Task goal
Reproduce all of the records below, switching every "row-label" to "row-header" and leaving everything else unchanged.

Record excerpts
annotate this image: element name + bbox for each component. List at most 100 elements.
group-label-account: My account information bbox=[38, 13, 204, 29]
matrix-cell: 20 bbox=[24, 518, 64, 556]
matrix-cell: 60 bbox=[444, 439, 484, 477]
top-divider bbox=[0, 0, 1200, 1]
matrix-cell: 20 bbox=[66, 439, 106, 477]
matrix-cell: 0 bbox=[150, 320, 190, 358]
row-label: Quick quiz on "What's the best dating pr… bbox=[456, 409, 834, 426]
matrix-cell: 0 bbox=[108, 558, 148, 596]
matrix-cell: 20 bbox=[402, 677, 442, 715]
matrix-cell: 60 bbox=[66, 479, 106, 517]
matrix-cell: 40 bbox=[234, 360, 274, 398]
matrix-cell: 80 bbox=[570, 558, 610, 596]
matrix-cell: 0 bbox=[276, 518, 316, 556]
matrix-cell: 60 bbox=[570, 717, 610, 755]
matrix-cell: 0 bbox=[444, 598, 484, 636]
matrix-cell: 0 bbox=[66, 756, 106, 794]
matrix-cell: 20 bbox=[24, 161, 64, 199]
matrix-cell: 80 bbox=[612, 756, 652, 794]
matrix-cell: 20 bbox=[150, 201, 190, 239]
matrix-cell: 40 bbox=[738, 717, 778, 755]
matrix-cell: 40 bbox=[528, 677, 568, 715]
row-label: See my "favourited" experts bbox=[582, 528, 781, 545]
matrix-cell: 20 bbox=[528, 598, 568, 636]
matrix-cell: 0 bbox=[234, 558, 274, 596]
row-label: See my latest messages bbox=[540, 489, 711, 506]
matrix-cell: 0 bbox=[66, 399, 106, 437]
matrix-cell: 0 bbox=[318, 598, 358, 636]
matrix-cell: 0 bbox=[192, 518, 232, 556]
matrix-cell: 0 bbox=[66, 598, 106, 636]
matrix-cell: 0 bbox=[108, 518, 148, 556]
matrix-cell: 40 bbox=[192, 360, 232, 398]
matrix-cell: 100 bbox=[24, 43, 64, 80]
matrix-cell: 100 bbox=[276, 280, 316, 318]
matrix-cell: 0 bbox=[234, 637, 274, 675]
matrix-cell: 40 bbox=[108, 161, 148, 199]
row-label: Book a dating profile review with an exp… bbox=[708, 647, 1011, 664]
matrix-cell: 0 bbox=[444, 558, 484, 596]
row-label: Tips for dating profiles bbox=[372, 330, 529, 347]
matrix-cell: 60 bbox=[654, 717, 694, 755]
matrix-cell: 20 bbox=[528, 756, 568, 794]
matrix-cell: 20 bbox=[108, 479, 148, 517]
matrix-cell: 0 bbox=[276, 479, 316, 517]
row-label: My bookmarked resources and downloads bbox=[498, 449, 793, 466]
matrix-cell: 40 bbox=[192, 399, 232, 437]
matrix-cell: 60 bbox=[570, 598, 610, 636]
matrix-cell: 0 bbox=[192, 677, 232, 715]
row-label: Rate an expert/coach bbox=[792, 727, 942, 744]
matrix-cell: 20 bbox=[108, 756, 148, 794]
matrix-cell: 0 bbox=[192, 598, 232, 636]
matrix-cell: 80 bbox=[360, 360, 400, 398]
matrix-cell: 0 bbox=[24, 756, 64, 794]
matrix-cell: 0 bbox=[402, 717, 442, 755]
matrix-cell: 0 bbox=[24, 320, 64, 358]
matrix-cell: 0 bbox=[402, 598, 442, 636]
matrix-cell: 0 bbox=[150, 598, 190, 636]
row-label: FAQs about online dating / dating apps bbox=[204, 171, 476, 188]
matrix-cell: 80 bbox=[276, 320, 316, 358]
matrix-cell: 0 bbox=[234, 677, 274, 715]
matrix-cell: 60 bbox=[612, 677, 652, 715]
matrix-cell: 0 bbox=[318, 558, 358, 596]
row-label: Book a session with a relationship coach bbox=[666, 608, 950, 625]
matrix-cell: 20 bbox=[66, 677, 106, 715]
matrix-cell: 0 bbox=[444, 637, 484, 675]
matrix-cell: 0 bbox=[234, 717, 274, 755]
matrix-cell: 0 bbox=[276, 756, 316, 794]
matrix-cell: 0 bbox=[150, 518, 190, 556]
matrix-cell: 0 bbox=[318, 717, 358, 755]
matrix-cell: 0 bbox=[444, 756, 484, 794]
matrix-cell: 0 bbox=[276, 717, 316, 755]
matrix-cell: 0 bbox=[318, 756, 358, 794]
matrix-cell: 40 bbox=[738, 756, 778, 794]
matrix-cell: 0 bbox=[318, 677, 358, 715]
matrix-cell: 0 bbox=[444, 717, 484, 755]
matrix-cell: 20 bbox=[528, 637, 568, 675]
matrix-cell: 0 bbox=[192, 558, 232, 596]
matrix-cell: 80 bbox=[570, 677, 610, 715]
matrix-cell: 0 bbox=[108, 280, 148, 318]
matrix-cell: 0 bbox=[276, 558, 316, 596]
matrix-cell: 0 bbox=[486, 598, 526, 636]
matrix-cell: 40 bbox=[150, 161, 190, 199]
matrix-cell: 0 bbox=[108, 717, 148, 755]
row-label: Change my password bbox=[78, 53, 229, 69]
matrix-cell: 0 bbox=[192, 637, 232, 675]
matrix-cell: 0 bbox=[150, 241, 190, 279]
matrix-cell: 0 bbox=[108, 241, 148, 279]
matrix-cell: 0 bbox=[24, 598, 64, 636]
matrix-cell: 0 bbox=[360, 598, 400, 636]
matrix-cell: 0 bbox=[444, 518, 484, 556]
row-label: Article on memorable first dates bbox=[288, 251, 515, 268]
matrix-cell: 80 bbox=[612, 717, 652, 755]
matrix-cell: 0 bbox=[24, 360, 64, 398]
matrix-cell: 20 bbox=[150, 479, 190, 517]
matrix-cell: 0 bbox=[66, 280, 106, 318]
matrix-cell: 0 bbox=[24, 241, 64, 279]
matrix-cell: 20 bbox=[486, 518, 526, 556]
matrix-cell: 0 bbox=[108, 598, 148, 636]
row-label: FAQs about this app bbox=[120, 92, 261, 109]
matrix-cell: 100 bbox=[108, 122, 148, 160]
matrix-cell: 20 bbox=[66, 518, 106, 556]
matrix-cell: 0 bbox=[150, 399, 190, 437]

Finished exercise
annotate this image: element name + bbox for each component. List at most 100 elements.
group-label-account: My account information bbox=[38, 13, 204, 29]
matrix-cell: 20 bbox=[24, 518, 64, 556]
matrix-cell: 60 bbox=[444, 439, 484, 477]
top-divider bbox=[0, 0, 1200, 1]
matrix-cell: 20 bbox=[66, 439, 106, 477]
matrix-cell: 0 bbox=[150, 320, 190, 358]
row-header: Quick quiz on "What's the best dating pr… bbox=[456, 409, 834, 426]
matrix-cell: 0 bbox=[108, 558, 148, 596]
matrix-cell: 20 bbox=[402, 677, 442, 715]
matrix-cell: 60 bbox=[66, 479, 106, 517]
matrix-cell: 40 bbox=[234, 360, 274, 398]
matrix-cell: 80 bbox=[570, 558, 610, 596]
matrix-cell: 0 bbox=[276, 518, 316, 556]
matrix-cell: 60 bbox=[570, 717, 610, 755]
matrix-cell: 0 bbox=[444, 598, 484, 636]
matrix-cell: 0 bbox=[66, 756, 106, 794]
matrix-cell: 20 bbox=[24, 161, 64, 199]
matrix-cell: 80 bbox=[612, 756, 652, 794]
matrix-cell: 20 bbox=[150, 201, 190, 239]
matrix-cell: 40 bbox=[738, 717, 778, 755]
matrix-cell: 40 bbox=[528, 677, 568, 715]
row-header: See my "favourited" experts bbox=[582, 528, 781, 545]
matrix-cell: 20 bbox=[528, 598, 568, 636]
matrix-cell: 0 bbox=[234, 558, 274, 596]
row-header: See my latest messages bbox=[540, 489, 711, 506]
matrix-cell: 0 bbox=[66, 399, 106, 437]
matrix-cell: 0 bbox=[318, 598, 358, 636]
matrix-cell: 0 bbox=[192, 518, 232, 556]
matrix-cell: 0 bbox=[66, 598, 106, 636]
matrix-cell: 0 bbox=[108, 518, 148, 556]
matrix-cell: 40 bbox=[192, 360, 232, 398]
matrix-cell: 100 bbox=[24, 43, 64, 80]
matrix-cell: 100 bbox=[276, 280, 316, 318]
matrix-cell: 0 bbox=[234, 637, 274, 675]
matrix-cell: 40 bbox=[108, 161, 148, 199]
row-header: Book a dating profile review with an exp… bbox=[708, 647, 1011, 664]
matrix-cell: 0 bbox=[444, 558, 484, 596]
row-header: Tips for dating profiles bbox=[372, 330, 529, 347]
matrix-cell: 60 bbox=[654, 717, 694, 755]
matrix-cell: 20 bbox=[528, 756, 568, 794]
matrix-cell: 20 bbox=[108, 479, 148, 517]
matrix-cell: 0 bbox=[276, 479, 316, 517]
row-header: My bookmarked resources and downloads bbox=[498, 449, 793, 466]
matrix-cell: 40 bbox=[192, 399, 232, 437]
matrix-cell: 60 bbox=[570, 598, 610, 636]
matrix-cell: 0 bbox=[192, 677, 232, 715]
row-header: Rate an expert/coach bbox=[792, 727, 942, 744]
matrix-cell: 20 bbox=[108, 756, 148, 794]
matrix-cell: 0 bbox=[192, 598, 232, 636]
matrix-cell: 80 bbox=[360, 360, 400, 398]
matrix-cell: 0 bbox=[24, 756, 64, 794]
matrix-cell: 0 bbox=[402, 717, 442, 755]
matrix-cell: 0 bbox=[24, 320, 64, 358]
matrix-cell: 0 bbox=[402, 598, 442, 636]
matrix-cell: 0 bbox=[150, 598, 190, 636]
row-header: FAQs about online dating / dating apps bbox=[204, 171, 476, 188]
matrix-cell: 80 bbox=[276, 320, 316, 358]
matrix-cell: 0 bbox=[234, 677, 274, 715]
matrix-cell: 60 bbox=[612, 677, 652, 715]
matrix-cell: 0 bbox=[318, 558, 358, 596]
row-header: Book a session with a relationship coach bbox=[666, 608, 950, 625]
matrix-cell: 20 bbox=[66, 677, 106, 715]
matrix-cell: 0 bbox=[444, 637, 484, 675]
matrix-cell: 0 bbox=[234, 717, 274, 755]
matrix-cell: 0 bbox=[276, 756, 316, 794]
matrix-cell: 0 bbox=[150, 518, 190, 556]
matrix-cell: 0 bbox=[318, 717, 358, 755]
matrix-cell: 0 bbox=[444, 756, 484, 794]
matrix-cell: 0 bbox=[276, 717, 316, 755]
matrix-cell: 0 bbox=[318, 756, 358, 794]
matrix-cell: 40 bbox=[738, 756, 778, 794]
matrix-cell: 0 bbox=[318, 677, 358, 715]
matrix-cell: 0 bbox=[444, 717, 484, 755]
matrix-cell: 20 bbox=[528, 637, 568, 675]
matrix-cell: 0 bbox=[192, 558, 232, 596]
matrix-cell: 80 bbox=[570, 677, 610, 715]
matrix-cell: 0 bbox=[108, 280, 148, 318]
matrix-cell: 0 bbox=[276, 558, 316, 596]
matrix-cell: 0 bbox=[486, 598, 526, 636]
matrix-cell: 40 bbox=[150, 161, 190, 199]
matrix-cell: 0 bbox=[108, 717, 148, 755]
row-header: Change my password bbox=[78, 53, 229, 69]
matrix-cell: 0 bbox=[192, 637, 232, 675]
matrix-cell: 0 bbox=[150, 241, 190, 279]
matrix-cell: 0 bbox=[108, 241, 148, 279]
matrix-cell: 0 bbox=[24, 598, 64, 636]
matrix-cell: 0 bbox=[360, 598, 400, 636]
matrix-cell: 0 bbox=[444, 518, 484, 556]
row-header: Article on memorable first dates bbox=[288, 251, 515, 268]
matrix-cell: 80 bbox=[612, 717, 652, 755]
matrix-cell: 0 bbox=[24, 360, 64, 398]
matrix-cell: 20 bbox=[150, 479, 190, 517]
matrix-cell: 0 bbox=[66, 280, 106, 318]
matrix-cell: 0 bbox=[24, 241, 64, 279]
matrix-cell: 20 bbox=[486, 518, 526, 556]
matrix-cell: 0 bbox=[108, 598, 148, 636]
row-header: FAQs about this app bbox=[120, 92, 261, 109]
matrix-cell: 100 bbox=[108, 122, 148, 160]
matrix-cell: 20 bbox=[66, 518, 106, 556]
matrix-cell: 0 bbox=[150, 399, 190, 437]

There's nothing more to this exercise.